---------- Records for this task

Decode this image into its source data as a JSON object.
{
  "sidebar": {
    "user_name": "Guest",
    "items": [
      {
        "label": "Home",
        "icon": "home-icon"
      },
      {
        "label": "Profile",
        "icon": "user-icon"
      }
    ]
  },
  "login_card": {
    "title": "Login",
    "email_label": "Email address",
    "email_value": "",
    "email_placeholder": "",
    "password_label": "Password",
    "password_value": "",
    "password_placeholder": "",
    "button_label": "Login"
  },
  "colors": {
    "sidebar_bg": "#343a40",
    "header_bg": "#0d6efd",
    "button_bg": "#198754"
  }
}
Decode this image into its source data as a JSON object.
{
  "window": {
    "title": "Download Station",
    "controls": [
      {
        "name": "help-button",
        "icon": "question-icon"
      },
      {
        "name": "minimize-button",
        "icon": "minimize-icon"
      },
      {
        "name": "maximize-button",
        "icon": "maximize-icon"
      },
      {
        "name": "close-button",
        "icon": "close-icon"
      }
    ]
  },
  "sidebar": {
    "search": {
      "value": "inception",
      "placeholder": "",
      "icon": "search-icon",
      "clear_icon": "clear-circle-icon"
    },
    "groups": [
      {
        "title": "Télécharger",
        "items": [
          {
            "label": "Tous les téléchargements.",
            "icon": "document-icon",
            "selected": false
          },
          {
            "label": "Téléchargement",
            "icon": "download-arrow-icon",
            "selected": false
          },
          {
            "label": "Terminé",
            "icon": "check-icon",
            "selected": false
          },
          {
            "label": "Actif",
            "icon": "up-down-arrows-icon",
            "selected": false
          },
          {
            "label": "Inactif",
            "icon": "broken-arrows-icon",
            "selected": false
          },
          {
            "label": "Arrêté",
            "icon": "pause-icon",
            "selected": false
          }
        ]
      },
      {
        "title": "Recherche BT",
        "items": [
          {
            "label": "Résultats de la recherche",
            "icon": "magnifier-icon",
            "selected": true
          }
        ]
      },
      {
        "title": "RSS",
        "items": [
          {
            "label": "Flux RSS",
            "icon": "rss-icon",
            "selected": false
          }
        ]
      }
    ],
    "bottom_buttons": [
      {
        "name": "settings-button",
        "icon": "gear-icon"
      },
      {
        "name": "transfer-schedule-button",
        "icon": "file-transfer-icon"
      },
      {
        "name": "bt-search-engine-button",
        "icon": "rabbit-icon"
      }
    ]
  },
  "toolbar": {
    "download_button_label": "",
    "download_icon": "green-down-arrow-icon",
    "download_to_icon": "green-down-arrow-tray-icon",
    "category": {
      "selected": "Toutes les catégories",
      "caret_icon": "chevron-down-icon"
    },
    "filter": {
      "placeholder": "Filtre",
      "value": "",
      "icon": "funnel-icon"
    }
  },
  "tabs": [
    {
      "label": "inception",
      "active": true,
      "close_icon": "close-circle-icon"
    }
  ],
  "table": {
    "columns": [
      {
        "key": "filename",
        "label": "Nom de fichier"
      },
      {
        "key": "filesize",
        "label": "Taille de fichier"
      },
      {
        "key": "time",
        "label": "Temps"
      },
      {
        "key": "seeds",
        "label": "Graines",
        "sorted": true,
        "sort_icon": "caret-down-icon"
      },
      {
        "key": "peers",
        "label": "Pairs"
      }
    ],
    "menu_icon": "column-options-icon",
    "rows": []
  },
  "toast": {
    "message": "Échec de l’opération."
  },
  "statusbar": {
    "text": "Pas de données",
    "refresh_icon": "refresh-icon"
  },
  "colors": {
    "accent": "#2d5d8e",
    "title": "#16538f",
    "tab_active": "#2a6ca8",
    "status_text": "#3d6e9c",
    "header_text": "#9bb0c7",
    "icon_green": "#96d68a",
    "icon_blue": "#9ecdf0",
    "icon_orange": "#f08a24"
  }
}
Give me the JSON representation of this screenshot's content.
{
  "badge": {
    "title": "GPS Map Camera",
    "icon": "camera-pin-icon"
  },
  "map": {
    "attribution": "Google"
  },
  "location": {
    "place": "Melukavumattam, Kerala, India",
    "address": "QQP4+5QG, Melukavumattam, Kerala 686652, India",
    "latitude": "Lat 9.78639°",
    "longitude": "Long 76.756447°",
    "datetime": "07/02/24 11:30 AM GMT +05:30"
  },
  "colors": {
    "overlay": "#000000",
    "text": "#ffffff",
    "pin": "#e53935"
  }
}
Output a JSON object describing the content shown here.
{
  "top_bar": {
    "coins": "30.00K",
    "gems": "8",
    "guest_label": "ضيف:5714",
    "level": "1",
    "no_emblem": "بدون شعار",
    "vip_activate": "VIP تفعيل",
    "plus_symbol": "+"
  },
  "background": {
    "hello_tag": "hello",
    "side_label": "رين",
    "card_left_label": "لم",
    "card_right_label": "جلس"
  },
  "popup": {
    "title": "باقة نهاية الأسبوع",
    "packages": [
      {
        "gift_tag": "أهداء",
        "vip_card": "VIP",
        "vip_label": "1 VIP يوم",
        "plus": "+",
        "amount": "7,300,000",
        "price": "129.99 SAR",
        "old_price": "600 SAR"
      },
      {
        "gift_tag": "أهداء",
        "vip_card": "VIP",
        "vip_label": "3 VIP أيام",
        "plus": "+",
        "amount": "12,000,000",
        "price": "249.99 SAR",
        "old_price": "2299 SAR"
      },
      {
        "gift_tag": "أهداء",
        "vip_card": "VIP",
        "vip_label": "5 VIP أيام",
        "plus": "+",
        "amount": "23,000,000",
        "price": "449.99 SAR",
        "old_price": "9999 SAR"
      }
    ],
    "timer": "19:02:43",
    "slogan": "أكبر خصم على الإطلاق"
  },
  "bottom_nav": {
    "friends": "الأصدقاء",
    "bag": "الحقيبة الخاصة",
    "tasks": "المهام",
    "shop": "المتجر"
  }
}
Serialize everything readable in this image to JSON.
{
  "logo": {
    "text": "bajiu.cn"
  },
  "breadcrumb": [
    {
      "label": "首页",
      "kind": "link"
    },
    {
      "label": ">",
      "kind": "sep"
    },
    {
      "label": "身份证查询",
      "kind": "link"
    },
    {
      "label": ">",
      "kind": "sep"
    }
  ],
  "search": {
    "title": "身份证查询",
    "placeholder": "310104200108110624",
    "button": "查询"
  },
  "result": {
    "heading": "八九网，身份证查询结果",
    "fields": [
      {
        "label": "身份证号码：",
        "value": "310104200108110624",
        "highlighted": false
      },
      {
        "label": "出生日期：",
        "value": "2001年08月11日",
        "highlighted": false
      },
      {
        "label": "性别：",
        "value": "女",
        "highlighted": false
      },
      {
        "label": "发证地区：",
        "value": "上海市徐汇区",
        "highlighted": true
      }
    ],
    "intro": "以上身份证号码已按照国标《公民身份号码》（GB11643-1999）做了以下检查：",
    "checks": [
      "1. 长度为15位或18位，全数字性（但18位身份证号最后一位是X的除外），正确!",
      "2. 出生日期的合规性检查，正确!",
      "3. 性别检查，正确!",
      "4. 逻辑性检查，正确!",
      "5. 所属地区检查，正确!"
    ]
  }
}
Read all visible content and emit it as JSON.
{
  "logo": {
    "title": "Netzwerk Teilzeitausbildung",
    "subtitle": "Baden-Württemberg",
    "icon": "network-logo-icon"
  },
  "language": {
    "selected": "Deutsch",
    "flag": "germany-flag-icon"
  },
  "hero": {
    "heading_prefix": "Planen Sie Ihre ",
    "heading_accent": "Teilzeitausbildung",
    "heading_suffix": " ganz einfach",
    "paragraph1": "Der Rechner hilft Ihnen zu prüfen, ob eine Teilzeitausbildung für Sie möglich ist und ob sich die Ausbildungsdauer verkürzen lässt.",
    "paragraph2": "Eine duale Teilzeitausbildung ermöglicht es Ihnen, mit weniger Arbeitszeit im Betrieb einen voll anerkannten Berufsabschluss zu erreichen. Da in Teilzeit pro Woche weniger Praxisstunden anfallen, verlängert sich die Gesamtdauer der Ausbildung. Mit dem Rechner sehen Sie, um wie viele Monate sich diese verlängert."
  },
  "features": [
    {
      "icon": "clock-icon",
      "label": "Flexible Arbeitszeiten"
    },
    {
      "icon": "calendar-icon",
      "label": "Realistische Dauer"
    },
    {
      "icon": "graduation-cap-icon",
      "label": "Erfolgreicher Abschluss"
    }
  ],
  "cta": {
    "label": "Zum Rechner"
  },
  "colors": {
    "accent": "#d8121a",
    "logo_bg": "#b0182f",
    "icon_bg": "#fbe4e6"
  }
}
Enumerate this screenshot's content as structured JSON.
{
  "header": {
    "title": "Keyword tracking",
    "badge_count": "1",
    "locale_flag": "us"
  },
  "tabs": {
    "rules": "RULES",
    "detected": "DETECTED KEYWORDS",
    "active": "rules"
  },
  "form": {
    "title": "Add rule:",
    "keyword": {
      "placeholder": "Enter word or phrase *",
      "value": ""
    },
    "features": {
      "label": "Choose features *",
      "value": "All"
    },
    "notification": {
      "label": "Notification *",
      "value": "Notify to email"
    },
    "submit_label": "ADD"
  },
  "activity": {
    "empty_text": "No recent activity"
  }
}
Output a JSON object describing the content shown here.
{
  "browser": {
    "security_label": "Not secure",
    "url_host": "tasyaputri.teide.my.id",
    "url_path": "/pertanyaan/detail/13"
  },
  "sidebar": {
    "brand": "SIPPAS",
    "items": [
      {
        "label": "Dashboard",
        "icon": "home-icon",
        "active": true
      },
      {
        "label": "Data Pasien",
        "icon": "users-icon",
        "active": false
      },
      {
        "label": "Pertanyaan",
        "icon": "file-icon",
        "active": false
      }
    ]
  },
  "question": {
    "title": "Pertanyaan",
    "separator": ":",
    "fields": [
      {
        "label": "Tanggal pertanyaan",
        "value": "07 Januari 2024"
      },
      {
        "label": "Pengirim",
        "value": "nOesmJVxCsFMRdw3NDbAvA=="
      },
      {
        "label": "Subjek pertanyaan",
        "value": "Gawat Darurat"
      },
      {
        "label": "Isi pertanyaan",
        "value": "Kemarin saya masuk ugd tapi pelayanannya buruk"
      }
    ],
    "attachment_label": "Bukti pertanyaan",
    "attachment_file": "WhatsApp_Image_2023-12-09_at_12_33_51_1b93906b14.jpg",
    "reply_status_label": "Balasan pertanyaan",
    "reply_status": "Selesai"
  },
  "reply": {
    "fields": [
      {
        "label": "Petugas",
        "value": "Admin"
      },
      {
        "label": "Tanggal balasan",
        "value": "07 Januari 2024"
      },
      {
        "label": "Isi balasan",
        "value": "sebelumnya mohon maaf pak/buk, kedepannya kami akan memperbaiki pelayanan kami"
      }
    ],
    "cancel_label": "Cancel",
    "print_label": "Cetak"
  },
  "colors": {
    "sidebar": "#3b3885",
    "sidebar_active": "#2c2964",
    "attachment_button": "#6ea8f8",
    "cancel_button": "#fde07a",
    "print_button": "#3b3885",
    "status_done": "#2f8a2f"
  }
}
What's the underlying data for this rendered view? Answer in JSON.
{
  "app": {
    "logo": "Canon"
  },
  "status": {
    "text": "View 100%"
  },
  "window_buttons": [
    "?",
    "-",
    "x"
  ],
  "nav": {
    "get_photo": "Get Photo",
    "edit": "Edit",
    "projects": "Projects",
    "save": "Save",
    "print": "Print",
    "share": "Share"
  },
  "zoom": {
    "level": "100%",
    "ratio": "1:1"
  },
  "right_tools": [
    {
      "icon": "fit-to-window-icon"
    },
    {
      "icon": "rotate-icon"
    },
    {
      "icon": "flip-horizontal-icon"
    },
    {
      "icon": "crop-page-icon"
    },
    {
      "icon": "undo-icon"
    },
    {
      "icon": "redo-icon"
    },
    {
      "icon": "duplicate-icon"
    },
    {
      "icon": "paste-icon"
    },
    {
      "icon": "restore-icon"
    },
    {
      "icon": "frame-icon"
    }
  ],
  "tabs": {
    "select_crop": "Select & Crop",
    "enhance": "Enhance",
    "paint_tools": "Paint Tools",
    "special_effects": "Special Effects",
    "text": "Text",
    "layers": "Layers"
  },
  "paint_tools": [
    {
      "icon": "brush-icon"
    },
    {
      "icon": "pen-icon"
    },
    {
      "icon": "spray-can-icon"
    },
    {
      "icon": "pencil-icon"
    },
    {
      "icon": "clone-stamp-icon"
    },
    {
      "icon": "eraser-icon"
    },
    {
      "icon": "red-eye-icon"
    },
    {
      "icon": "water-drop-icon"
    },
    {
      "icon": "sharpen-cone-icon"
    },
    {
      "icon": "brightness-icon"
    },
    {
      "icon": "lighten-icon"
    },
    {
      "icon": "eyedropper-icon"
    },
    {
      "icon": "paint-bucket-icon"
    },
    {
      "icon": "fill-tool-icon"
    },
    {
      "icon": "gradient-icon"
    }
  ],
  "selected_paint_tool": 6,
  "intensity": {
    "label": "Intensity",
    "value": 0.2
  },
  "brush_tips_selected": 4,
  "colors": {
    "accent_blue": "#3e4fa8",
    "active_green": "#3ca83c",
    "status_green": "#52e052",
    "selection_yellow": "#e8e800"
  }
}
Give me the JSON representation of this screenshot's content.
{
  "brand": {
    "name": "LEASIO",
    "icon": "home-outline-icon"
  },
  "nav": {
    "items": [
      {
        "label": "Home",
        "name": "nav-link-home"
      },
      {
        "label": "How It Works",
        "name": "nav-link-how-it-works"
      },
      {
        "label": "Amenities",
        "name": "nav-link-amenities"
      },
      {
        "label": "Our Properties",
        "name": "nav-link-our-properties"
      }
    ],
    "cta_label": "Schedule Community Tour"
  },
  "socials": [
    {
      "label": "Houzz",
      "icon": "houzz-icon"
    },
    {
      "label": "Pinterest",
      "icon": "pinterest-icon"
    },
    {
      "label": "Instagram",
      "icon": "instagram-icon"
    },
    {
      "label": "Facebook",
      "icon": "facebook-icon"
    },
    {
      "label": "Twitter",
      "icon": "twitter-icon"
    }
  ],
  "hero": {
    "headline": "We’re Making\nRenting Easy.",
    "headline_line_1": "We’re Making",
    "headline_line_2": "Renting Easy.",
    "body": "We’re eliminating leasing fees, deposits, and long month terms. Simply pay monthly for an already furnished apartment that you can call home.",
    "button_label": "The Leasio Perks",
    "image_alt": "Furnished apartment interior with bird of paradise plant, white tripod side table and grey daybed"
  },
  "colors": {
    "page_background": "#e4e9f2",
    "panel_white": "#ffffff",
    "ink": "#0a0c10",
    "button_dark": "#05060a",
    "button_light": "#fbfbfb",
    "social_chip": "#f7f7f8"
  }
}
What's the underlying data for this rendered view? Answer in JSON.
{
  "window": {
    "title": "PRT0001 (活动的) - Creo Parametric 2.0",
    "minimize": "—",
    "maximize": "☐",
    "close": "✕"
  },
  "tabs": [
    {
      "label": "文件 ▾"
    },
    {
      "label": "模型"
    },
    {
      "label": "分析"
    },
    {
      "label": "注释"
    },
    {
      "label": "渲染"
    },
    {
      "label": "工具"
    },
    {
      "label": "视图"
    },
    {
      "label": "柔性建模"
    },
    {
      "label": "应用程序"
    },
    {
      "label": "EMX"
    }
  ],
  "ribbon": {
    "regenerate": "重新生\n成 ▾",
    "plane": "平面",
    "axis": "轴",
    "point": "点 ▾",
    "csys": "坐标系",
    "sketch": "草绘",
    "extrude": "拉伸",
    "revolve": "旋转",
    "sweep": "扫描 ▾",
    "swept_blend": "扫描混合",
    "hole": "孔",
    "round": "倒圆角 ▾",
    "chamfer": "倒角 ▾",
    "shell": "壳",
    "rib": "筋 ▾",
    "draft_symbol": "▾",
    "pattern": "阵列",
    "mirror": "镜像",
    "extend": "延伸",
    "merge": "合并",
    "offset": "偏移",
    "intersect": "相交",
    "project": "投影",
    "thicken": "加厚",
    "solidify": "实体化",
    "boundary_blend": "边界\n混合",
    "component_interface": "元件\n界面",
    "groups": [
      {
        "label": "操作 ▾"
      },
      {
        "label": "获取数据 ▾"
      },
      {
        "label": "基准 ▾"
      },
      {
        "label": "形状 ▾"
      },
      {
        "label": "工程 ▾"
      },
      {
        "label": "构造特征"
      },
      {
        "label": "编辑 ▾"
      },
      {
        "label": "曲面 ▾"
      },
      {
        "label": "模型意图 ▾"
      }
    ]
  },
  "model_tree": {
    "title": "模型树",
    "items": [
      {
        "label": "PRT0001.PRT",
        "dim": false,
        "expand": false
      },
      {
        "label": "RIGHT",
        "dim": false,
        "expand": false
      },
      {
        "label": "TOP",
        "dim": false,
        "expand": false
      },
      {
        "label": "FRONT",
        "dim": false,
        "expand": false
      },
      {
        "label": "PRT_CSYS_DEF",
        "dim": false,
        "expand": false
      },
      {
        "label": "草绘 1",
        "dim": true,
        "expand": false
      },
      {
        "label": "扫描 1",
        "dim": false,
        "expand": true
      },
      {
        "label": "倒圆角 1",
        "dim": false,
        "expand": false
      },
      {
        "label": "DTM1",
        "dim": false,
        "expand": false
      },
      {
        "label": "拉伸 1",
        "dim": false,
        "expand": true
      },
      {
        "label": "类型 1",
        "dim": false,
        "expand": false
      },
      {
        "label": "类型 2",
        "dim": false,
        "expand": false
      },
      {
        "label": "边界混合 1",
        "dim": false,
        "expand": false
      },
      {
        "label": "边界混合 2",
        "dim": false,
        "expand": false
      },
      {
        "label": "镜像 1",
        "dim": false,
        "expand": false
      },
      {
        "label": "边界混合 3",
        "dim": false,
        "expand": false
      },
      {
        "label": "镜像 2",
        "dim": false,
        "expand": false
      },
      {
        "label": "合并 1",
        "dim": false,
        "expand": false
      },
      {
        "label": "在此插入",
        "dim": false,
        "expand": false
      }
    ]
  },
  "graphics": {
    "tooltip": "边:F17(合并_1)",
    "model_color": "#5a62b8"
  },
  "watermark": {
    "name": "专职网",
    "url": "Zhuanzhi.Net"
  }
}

--------------------

-- What is asked --
Show the lines of the data that hold the word "circle".

-- Result --
      "clear_icon": "clear-circle-icon"
      "close_icon": "close-circle-icon"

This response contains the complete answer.